§ **Aim**:
Look through the data below. Show each line where the string "baseline" occurs.

[Items from a figure collection]
####################
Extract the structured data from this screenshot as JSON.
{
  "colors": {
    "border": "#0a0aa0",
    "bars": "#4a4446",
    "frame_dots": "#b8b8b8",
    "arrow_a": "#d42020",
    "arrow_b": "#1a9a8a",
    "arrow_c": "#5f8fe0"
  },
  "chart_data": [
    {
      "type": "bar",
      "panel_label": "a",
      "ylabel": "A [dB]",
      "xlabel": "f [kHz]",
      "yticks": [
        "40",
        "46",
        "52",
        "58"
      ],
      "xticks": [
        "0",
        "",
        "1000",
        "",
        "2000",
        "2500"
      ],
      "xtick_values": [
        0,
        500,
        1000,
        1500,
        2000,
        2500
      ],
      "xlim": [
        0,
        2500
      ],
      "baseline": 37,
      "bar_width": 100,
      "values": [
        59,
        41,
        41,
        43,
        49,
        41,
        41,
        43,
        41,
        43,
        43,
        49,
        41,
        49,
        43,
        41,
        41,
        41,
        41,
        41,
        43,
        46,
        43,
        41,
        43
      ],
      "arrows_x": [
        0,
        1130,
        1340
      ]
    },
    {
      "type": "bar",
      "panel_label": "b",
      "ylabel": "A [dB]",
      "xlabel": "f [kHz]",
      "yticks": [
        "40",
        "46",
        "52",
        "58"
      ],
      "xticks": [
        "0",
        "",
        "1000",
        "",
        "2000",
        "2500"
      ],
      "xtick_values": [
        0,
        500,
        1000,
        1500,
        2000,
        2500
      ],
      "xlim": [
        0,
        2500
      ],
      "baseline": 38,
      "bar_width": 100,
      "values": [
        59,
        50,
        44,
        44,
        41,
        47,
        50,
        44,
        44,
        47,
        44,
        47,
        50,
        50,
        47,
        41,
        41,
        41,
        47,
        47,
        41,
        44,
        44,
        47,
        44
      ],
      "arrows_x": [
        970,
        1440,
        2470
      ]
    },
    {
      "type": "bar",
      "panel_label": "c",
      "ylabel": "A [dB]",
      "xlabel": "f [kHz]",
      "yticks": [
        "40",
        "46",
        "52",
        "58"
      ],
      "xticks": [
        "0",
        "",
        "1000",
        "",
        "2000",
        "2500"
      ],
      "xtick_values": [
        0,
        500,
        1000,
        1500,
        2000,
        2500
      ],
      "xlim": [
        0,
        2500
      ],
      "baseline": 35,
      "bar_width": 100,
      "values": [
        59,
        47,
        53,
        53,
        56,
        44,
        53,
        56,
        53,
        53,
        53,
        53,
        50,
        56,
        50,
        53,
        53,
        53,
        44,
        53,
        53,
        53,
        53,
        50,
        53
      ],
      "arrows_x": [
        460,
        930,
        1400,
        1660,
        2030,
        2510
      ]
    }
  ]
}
####################
§ **Worked answer**:
      "baseline": 37,
      "baseline": 38,
      "baseline": 35,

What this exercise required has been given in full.